● **Task to carry out**: Search the listing below for the string "ดเพชรบ" and show each line that contains it.

BEGIN Materials provided

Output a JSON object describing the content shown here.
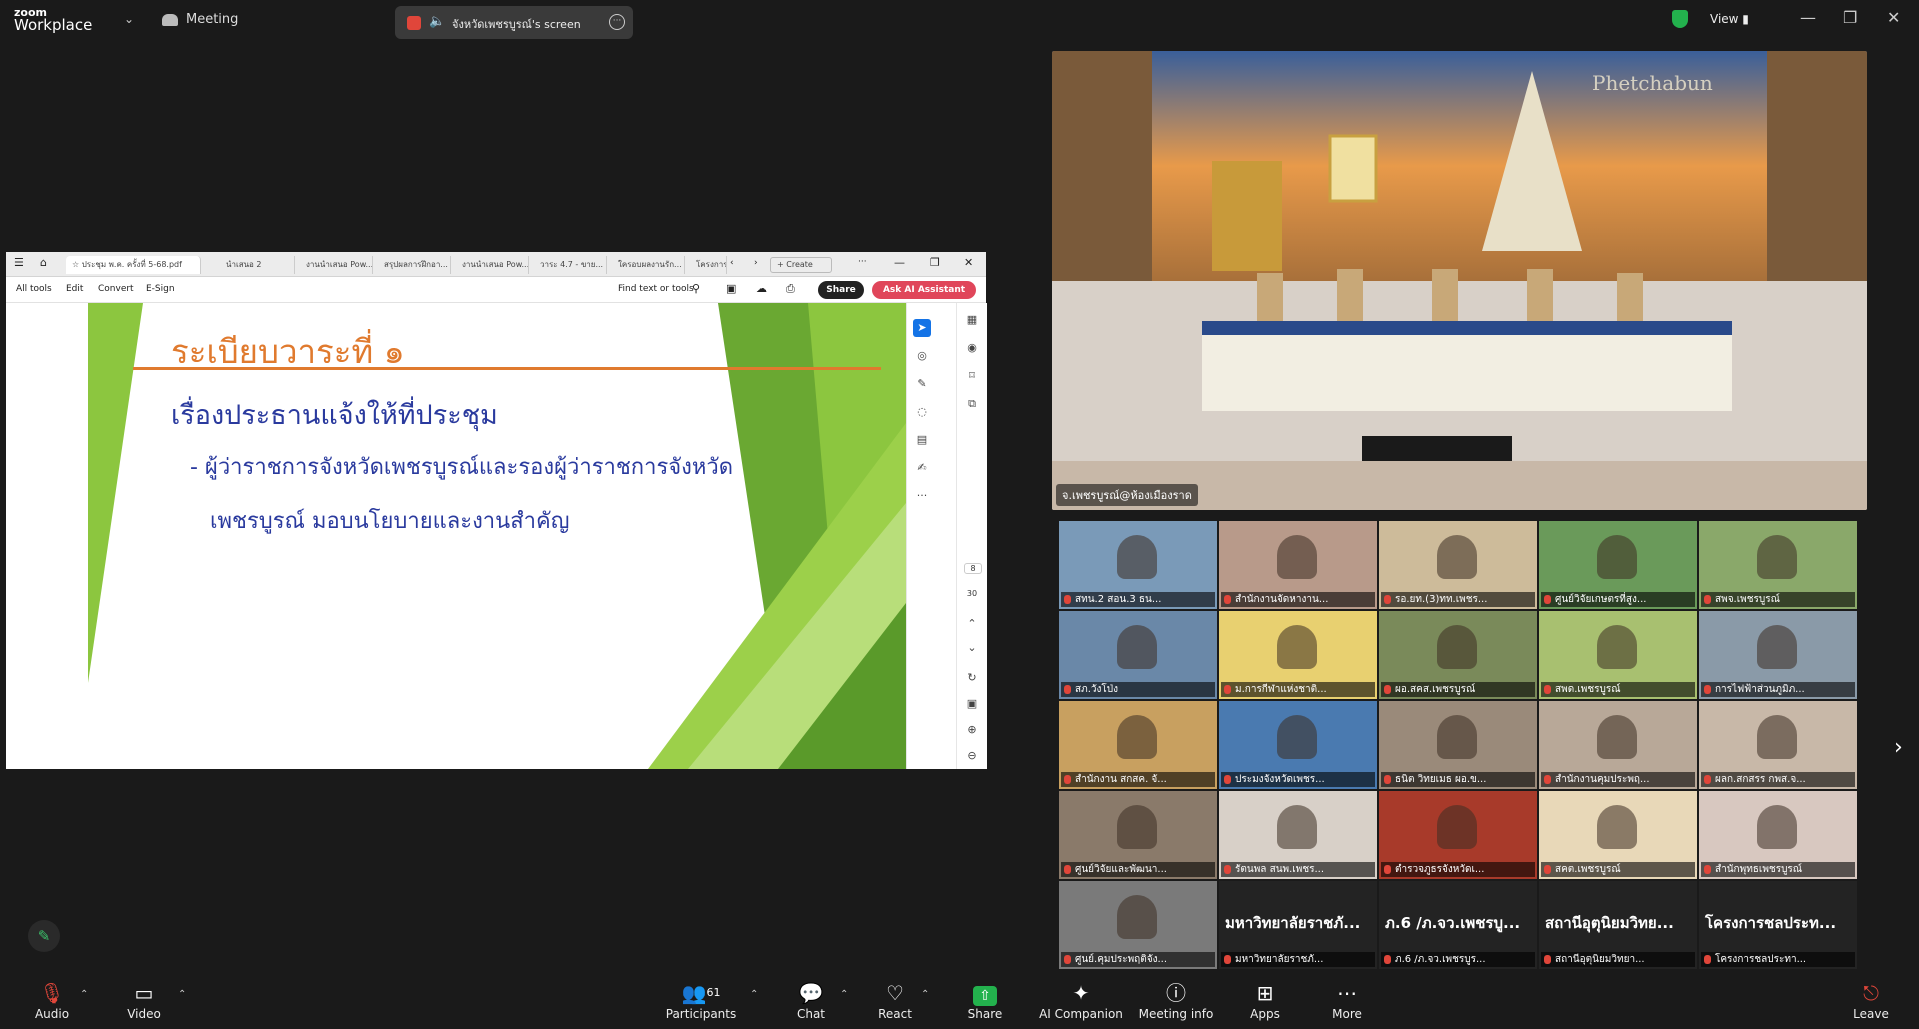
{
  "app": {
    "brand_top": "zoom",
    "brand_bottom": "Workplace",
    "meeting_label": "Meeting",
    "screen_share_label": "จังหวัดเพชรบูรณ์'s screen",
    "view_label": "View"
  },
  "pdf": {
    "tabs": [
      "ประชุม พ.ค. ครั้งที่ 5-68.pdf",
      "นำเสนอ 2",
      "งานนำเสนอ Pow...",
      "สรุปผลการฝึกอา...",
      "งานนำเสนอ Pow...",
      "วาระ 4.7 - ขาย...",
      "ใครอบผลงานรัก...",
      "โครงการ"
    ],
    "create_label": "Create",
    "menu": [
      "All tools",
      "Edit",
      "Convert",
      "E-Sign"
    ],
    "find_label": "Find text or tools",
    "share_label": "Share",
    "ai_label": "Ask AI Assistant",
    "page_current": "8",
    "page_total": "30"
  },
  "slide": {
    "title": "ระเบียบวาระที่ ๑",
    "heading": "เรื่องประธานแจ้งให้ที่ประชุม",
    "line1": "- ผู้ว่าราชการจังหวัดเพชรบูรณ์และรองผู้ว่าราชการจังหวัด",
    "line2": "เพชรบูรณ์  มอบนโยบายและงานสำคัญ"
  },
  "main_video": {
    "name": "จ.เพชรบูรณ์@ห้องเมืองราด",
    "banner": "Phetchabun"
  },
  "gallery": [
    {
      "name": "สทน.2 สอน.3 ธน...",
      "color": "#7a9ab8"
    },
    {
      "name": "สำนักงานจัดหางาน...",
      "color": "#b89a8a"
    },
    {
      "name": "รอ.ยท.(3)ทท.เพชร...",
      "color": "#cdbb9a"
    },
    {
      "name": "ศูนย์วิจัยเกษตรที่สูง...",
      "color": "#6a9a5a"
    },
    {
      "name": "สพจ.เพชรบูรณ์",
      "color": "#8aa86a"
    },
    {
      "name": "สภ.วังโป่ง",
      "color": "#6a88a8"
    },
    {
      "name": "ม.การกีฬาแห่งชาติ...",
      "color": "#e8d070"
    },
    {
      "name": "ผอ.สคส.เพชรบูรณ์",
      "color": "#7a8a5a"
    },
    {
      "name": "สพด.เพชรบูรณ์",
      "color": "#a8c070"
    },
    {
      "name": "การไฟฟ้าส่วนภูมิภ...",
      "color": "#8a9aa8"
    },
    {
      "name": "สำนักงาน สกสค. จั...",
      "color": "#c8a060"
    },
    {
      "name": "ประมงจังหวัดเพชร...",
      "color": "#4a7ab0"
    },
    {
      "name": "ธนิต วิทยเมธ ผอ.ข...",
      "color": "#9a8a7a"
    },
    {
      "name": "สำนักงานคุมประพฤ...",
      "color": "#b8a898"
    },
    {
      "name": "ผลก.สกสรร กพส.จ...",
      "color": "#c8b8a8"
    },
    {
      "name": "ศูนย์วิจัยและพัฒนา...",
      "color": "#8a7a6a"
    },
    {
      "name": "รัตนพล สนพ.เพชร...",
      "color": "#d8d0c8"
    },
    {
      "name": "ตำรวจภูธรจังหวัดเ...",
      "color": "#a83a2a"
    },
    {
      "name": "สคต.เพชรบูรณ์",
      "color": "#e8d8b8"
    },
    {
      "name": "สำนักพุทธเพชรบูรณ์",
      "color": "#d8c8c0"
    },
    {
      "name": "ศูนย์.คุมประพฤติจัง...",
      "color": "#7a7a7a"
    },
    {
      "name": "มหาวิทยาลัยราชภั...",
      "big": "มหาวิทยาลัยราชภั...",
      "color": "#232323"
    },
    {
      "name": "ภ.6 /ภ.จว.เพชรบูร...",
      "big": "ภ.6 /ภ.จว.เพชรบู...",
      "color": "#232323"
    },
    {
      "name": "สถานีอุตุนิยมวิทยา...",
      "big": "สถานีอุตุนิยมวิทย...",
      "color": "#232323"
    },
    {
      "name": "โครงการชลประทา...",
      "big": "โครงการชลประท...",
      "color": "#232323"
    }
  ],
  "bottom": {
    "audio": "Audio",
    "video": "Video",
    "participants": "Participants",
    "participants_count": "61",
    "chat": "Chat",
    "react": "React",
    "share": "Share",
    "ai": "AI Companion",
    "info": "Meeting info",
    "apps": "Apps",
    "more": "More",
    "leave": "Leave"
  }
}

END Materials provided
BEGIN Materials provided

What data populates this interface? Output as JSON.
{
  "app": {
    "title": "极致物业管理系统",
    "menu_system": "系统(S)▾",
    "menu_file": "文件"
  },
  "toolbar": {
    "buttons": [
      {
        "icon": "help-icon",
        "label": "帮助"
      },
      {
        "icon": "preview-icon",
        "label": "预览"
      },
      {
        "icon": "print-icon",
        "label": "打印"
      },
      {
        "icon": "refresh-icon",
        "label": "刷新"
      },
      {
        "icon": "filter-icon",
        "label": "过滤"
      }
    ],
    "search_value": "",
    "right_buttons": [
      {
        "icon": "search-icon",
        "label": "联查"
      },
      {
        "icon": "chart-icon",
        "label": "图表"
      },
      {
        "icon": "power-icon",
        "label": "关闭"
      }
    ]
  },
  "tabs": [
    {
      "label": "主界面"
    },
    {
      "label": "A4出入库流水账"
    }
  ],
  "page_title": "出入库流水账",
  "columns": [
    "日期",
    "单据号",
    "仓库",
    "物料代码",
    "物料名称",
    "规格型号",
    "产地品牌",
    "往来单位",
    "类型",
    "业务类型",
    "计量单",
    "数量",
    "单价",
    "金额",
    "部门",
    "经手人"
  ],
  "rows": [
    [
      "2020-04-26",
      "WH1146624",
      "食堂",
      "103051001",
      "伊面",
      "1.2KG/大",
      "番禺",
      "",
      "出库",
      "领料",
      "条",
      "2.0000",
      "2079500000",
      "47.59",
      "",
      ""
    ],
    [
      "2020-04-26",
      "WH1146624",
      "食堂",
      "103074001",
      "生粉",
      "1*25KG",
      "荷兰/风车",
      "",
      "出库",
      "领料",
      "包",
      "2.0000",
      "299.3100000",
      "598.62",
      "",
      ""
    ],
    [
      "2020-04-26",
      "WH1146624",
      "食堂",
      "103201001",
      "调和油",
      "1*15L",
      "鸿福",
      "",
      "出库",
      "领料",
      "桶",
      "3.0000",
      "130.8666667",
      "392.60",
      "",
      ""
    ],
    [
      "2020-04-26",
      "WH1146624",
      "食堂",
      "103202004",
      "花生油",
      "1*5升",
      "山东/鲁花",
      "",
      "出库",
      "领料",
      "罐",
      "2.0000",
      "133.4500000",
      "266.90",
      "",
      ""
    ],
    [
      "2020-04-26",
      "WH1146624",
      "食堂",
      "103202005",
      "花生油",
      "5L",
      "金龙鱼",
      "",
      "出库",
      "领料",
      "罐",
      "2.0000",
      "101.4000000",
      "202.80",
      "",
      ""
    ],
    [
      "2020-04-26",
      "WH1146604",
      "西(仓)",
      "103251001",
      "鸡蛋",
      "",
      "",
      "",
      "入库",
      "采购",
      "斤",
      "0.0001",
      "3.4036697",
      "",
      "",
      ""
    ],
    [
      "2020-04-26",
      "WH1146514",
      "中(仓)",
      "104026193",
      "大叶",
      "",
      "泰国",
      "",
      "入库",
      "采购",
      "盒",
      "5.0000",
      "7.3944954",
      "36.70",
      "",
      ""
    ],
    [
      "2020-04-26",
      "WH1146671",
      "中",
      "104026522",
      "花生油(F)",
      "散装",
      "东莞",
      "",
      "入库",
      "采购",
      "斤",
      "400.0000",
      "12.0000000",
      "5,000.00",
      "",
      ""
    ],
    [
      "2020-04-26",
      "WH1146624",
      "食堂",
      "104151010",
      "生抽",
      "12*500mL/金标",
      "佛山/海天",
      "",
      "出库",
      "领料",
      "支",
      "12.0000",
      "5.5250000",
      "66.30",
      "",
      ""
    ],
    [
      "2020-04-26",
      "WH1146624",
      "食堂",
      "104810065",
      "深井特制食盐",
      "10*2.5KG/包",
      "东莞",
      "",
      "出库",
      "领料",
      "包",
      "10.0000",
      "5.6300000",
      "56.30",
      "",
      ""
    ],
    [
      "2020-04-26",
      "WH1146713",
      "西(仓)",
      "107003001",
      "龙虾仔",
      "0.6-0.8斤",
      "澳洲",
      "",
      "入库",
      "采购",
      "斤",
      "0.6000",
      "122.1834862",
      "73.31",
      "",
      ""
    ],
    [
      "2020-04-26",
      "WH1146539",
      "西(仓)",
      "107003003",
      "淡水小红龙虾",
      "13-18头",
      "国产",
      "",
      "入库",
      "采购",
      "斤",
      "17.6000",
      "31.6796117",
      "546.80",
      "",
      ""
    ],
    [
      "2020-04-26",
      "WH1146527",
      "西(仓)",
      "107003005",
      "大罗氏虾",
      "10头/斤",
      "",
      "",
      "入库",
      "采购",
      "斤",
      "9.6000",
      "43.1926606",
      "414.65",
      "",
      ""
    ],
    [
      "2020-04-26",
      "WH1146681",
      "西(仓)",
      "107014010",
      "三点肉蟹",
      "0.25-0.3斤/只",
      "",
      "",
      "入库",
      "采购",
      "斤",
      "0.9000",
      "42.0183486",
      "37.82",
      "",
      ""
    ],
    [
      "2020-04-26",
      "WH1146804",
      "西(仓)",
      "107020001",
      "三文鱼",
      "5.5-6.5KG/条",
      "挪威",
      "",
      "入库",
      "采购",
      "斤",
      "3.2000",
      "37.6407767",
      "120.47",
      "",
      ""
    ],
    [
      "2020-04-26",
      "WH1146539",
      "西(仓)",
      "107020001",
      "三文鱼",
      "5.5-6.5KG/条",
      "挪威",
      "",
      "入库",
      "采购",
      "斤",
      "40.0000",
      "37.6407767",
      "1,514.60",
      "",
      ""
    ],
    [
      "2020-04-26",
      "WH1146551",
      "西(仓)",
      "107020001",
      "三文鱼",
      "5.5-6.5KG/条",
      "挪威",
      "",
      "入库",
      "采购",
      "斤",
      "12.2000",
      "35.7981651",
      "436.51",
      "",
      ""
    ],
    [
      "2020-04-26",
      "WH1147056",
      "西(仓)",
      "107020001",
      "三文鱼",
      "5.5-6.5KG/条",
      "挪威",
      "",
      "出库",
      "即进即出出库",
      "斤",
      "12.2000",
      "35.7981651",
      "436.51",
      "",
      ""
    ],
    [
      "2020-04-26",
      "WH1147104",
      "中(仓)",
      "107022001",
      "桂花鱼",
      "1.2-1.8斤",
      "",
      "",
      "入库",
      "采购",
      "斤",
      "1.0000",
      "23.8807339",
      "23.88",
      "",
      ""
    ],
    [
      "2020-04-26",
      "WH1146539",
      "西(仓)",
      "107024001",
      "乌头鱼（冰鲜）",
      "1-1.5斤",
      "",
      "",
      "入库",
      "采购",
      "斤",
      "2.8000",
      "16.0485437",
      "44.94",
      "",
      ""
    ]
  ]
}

END Materials provided

● **Output for this exercise**:
    "screen_share_label": "จังหวัดเพชรบูรณ์'s screen",
    "line1": "- ผู้ว่าราชการจังหวัดเพชรบูรณ์และรองผู้ว่าราชการจังหวัด",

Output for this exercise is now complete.